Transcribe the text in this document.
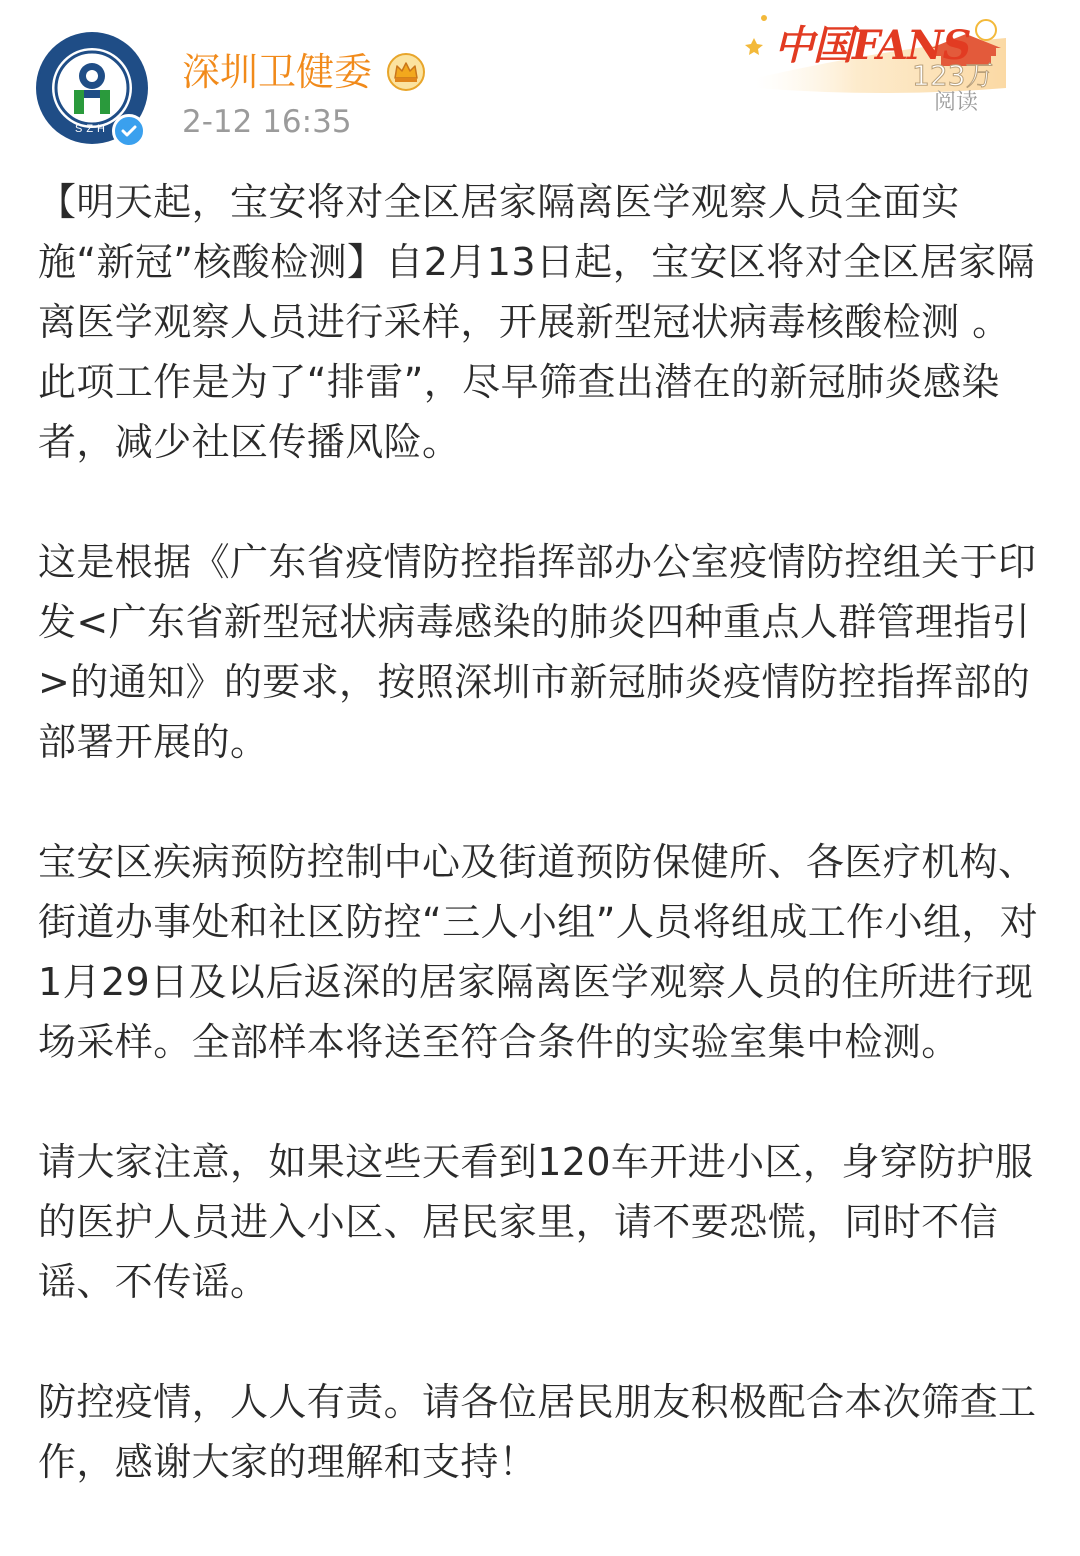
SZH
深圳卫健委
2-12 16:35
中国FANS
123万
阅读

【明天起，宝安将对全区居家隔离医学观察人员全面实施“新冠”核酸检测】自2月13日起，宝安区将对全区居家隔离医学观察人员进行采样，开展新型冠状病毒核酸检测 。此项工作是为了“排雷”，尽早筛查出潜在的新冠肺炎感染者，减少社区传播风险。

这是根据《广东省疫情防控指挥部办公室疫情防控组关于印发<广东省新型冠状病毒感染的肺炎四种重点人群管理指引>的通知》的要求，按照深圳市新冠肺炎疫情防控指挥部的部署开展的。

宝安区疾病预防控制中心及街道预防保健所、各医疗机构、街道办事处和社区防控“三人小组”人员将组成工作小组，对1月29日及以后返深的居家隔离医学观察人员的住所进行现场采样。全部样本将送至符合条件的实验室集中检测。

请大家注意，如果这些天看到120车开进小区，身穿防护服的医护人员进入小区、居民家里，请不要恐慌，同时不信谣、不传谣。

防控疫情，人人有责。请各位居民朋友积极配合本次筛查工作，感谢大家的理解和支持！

━━━

Exercise brief: Copy out all the data without changing anything, and drop the pictures.

Solution:
Transcribe the text in this document.
SZH
深圳卫健委
2-12 16:35
中国FANS
123万
阅读

【明天起，宝安将对全区居家隔离医学观察人员全面实施“新冠”核酸检测】自2月13日起，宝安区将对全区居家隔离医学观察人员进行采样，开展新型冠状病毒核酸检测 。此项工作是为了“排雷”，尽早筛查出潜在的新冠肺炎感染者，减少社区传播风险。

这是根据《广东省疫情防控指挥部办公室疫情防控组关于印发<广东省新型冠状病毒感染的肺炎四种重点人群管理指引>的通知》的要求，按照深圳市新冠肺炎疫情防控指挥部的部署开展的。

宝安区疾病预防控制中心及街道预防保健所、各医疗机构、街道办事处和社区防控“三人小组”人员将组成工作小组，对1月29日及以后返深的居家隔离医学观察人员的住所进行现场采样。全部样本将送至符合条件的实验室集中检测。

请大家注意，如果这些天看到120车开进小区，身穿防护服的医护人员进入小区、居民家里，请不要恐慌，同时不信谣、不传谣。

防控疫情，人人有责。请各位居民朋友积极配合本次筛查工作，感谢大家的理解和支持！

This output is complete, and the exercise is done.